Excerpts from a figure dataset
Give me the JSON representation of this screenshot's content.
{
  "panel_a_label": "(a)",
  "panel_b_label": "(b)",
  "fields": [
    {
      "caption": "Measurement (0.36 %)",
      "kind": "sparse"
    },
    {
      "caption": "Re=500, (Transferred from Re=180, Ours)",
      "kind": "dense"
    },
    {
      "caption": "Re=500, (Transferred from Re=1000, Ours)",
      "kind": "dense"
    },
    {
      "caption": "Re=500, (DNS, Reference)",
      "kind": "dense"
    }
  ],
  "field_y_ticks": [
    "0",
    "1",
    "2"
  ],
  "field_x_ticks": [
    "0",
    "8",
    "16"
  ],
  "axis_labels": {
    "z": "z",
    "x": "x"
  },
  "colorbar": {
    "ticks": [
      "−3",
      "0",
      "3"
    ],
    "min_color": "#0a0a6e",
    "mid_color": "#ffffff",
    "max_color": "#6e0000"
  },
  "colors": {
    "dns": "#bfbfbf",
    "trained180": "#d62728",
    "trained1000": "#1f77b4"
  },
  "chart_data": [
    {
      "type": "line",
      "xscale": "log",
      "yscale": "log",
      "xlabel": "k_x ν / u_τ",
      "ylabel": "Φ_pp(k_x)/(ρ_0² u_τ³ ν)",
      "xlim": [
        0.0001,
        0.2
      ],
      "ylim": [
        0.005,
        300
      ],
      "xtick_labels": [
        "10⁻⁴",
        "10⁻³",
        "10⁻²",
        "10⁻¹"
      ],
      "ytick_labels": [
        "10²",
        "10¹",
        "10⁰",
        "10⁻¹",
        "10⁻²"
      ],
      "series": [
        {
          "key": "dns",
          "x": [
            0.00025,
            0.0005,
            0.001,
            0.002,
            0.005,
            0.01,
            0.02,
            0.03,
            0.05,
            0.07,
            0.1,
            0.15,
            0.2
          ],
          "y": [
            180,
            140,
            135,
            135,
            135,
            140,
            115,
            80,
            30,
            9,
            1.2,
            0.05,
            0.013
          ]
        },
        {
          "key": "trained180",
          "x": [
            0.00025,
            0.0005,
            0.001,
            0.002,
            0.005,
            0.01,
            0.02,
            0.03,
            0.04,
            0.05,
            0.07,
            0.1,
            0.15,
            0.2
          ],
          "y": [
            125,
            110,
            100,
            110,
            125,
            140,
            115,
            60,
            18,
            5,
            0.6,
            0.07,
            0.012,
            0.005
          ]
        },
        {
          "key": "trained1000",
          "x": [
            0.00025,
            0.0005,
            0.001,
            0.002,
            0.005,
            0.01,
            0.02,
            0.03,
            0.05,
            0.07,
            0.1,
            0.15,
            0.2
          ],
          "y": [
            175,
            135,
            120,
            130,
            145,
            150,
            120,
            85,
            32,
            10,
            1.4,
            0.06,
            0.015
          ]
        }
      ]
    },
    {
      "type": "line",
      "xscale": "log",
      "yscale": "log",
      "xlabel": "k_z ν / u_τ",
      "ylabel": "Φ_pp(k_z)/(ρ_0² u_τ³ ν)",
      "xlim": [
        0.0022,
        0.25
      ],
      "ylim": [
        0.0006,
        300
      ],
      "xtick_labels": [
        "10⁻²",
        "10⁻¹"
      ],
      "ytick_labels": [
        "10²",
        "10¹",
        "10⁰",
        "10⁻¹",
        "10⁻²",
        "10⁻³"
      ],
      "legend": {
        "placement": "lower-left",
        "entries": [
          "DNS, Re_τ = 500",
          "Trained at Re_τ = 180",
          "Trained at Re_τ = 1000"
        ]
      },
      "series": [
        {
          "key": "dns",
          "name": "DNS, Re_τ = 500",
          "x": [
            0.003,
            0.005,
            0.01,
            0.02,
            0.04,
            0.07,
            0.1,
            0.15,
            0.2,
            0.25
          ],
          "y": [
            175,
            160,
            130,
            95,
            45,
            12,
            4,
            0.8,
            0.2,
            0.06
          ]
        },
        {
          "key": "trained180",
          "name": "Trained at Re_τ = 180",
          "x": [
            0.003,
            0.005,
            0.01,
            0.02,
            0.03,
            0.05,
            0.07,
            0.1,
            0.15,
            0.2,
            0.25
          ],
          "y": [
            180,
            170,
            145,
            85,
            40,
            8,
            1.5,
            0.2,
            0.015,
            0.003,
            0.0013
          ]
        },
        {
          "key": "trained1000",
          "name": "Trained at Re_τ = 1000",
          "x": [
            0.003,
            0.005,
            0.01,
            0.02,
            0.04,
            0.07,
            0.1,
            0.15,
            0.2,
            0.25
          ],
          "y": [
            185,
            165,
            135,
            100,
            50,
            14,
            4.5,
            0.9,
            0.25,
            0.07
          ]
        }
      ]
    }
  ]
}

### EXERCISE GOAL
Using the listing, copy every line where the word "name" shows up.

### EXERCISE RESULT
          "name": "DNS, Re_τ = 500",
          "name": "Trained at Re_τ = 180",
          "name": "Trained at Re_τ = 1000",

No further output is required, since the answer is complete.